● RECORDS TO PROCESS

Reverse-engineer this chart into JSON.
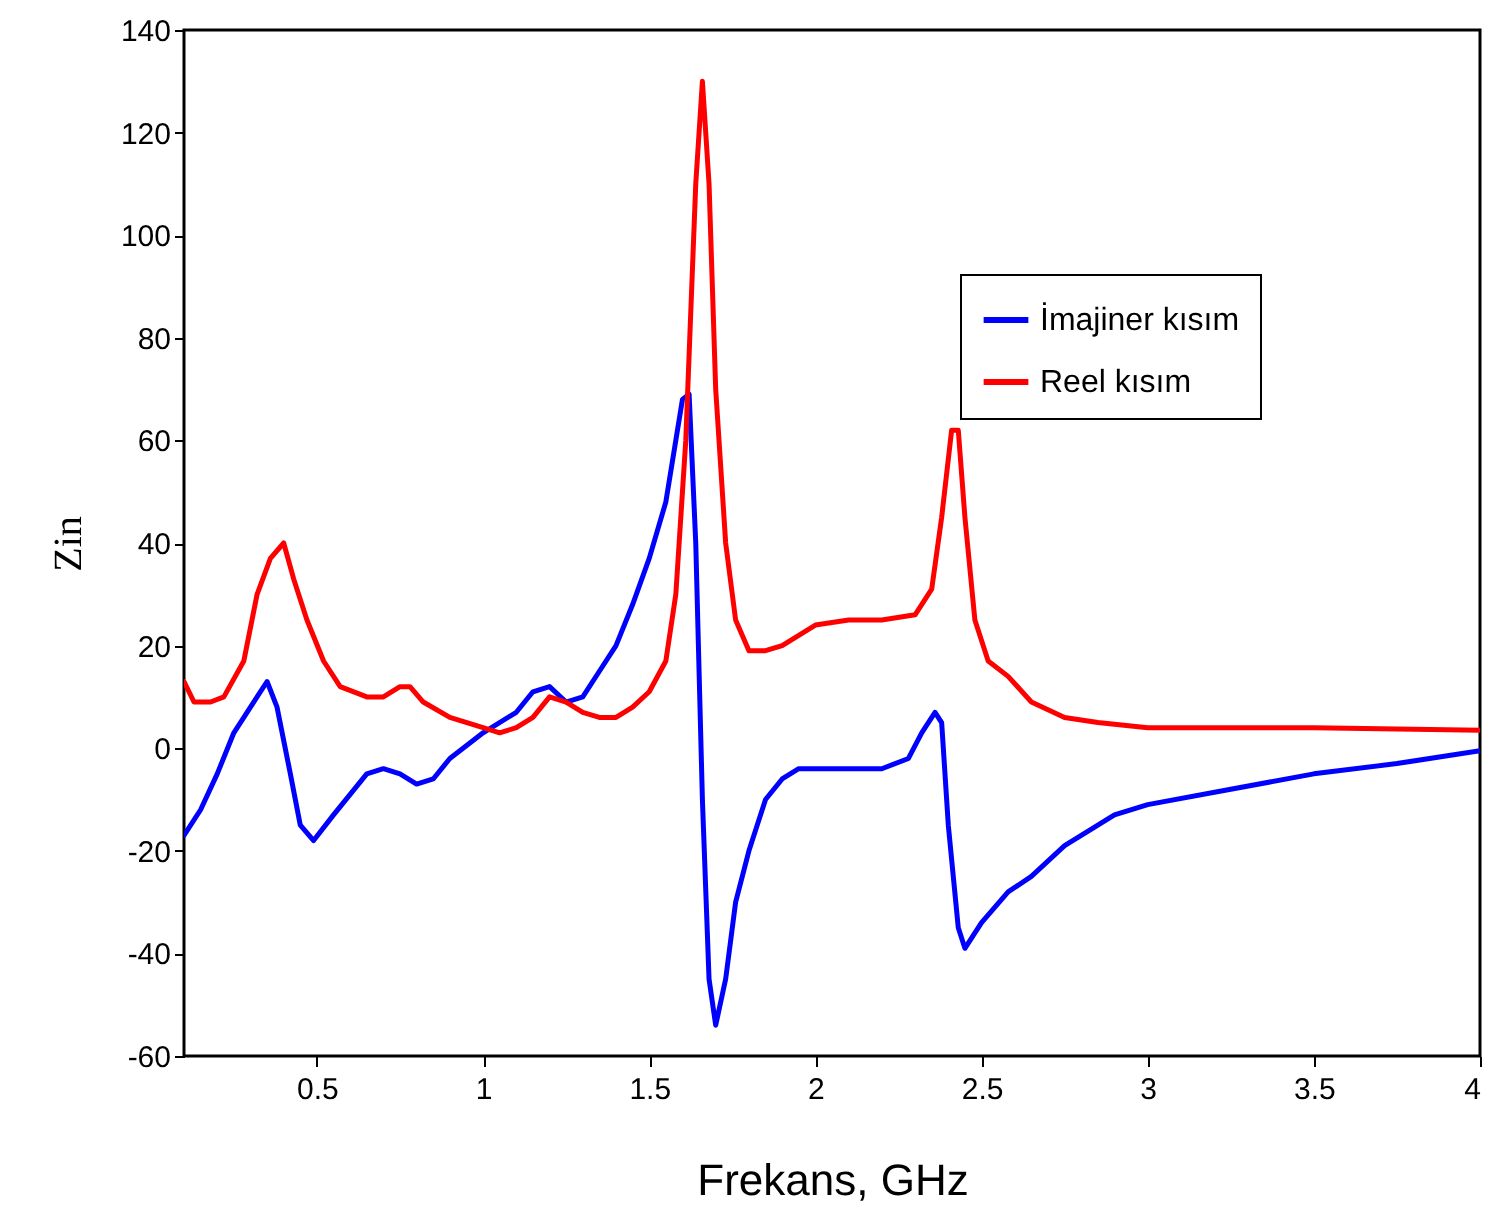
{
  "chart_data": {
    "type": "line",
    "xlabel": "Frekans, GHz",
    "ylabel": "Zin",
    "xlim": [
      0.1,
      4
    ],
    "xticks": [
      0.5,
      1,
      1.5,
      2,
      2.5,
      3,
      3.5,
      4
    ],
    "ylim": [
      -60,
      140
    ],
    "yticks": [
      -60,
      -40,
      -20,
      0,
      20,
      40,
      60,
      80,
      100,
      120,
      140
    ],
    "grid": false,
    "legend": "top right",
    "line_style": "solid",
    "series": [
      {
        "name": "İmajiner kısım",
        "color": "#0000ff",
        "x": [
          0.1,
          0.15,
          0.2,
          0.25,
          0.3,
          0.35,
          0.38,
          0.42,
          0.45,
          0.49,
          0.55,
          0.6,
          0.65,
          0.7,
          0.75,
          0.8,
          0.85,
          0.9,
          1.0,
          1.1,
          1.15,
          1.2,
          1.25,
          1.3,
          1.35,
          1.4,
          1.45,
          1.5,
          1.55,
          1.6,
          1.62,
          1.64,
          1.66,
          1.68,
          1.7,
          1.73,
          1.76,
          1.8,
          1.85,
          1.9,
          1.95,
          2.0,
          2.2,
          2.28,
          2.32,
          2.36,
          2.38,
          2.4,
          2.43,
          2.45,
          2.5,
          2.58,
          2.65,
          2.75,
          2.9,
          3.0,
          3.25,
          3.5,
          3.75,
          4.0
        ],
        "values": [
          -17,
          -12,
          -5,
          3,
          8,
          13,
          8,
          -5,
          -15,
          -18,
          -13,
          -9,
          -5,
          -4,
          -5,
          -7,
          -6,
          -2,
          3,
          7,
          11,
          12,
          9,
          10,
          15,
          20,
          28,
          37,
          48,
          68,
          69,
          40,
          -10,
          -45,
          -54,
          -45,
          -30,
          -20,
          -10,
          -6,
          -4,
          -4,
          -4,
          -2,
          3,
          7,
          5,
          -15,
          -35,
          -39,
          -34,
          -28,
          -25,
          -19,
          -13,
          -11,
          -8,
          -5,
          -3,
          -0.5
        ]
      },
      {
        "name": "Reel kısım",
        "color": "#ff0000",
        "x": [
          0.1,
          0.13,
          0.18,
          0.22,
          0.28,
          0.32,
          0.36,
          0.4,
          0.43,
          0.47,
          0.52,
          0.57,
          0.65,
          0.7,
          0.75,
          0.78,
          0.82,
          0.9,
          1.0,
          1.05,
          1.1,
          1.15,
          1.2,
          1.25,
          1.3,
          1.35,
          1.4,
          1.45,
          1.5,
          1.55,
          1.58,
          1.61,
          1.64,
          1.66,
          1.68,
          1.7,
          1.73,
          1.76,
          1.8,
          1.85,
          1.9,
          1.95,
          2.0,
          2.1,
          2.2,
          2.3,
          2.35,
          2.38,
          2.41,
          2.43,
          2.45,
          2.48,
          2.52,
          2.58,
          2.65,
          2.75,
          2.85,
          3.0,
          3.5,
          4.0
        ],
        "values": [
          13,
          9,
          9,
          10,
          17,
          30,
          37,
          40,
          33,
          25,
          17,
          12,
          10,
          10,
          12,
          12,
          9,
          6,
          4,
          3,
          4,
          6,
          10,
          9,
          7,
          6,
          6,
          8,
          11,
          17,
          30,
          60,
          110,
          130,
          110,
          70,
          40,
          25,
          19,
          19,
          20,
          22,
          24,
          25,
          25,
          26,
          31,
          45,
          62,
          62,
          45,
          25,
          17,
          14,
          9,
          6,
          5,
          4,
          4,
          3.5
        ]
      }
    ]
  }
}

● PROMPT
Above are the records. Identify each line that contains the word "name".

● THE REPLY
        "name": "İmajiner kısım",
        "name": "Reel kısım",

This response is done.